### [GIVEN TASK]
The records that follow must be reproduced in full, exactly as written.
==============================
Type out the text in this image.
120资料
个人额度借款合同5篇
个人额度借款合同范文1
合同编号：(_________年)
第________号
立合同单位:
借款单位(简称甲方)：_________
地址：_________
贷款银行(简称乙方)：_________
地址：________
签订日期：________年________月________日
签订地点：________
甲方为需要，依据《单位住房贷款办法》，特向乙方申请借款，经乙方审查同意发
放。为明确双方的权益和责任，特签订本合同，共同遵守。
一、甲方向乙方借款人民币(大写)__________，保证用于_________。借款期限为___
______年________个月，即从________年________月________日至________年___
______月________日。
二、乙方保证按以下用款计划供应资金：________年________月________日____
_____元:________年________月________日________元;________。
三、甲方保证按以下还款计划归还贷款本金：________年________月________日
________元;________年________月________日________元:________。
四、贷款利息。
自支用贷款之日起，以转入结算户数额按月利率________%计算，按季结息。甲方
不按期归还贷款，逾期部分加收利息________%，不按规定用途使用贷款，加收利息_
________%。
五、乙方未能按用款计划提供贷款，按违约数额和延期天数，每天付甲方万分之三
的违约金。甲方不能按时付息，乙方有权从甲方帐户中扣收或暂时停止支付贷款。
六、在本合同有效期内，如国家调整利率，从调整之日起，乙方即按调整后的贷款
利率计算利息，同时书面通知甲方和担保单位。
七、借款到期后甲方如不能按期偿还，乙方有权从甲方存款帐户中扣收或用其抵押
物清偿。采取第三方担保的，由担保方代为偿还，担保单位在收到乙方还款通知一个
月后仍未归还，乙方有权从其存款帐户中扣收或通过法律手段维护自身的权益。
==============================
### [SOLUTION TO THE PROBLEM]
Type out the text in this image.
120资料
个人额度借款合同5篇
个人额度借款合同范文1
合同编号：(_________年)
第________号
立合同单位:
借款单位(简称甲方)：_________
地址：_________
贷款银行(简称乙方)：_________
地址：________
签订日期：________年________月________日
签订地点：________
甲方为需要，依据《单位住房贷款办法》，特向乙方申请借款，经乙方审查同意发
放。为明确双方的权益和责任，特签订本合同，共同遵守。
一、甲方向乙方借款人民币(大写)__________，保证用于_________。借款期限为___
______年________个月，即从________年________月________日至________年___
______月________日。
二、乙方保证按以下用款计划供应资金：________年________月________日____
_____元:________年________月________日________元;________。
三、甲方保证按以下还款计划归还贷款本金：________年________月________日
________元;________年________月________日________元:________。
四、贷款利息。
自支用贷款之日起，以转入结算户数额按月利率________%计算，按季结息。甲方
不按期归还贷款，逾期部分加收利息________%，不按规定用途使用贷款，加收利息_
________%。
五、乙方未能按用款计划提供贷款，按违约数额和延期天数，每天付甲方万分之三
的违约金。甲方不能按时付息，乙方有权从甲方帐户中扣收或暂时停止支付贷款。
六、在本合同有效期内，如国家调整利率，从调整之日起，乙方即按调整后的贷款
利率计算利息，同时书面通知甲方和担保单位。
七、借款到期后甲方如不能按期偿还，乙方有权从甲方存款帐户中扣收或用其抵押
物清偿。采取第三方担保的，由担保方代为偿还，担保单位在收到乙方还款通知一个
月后仍未归还，乙方有权从其存款帐户中扣收或通过法律手段维护自身的权益。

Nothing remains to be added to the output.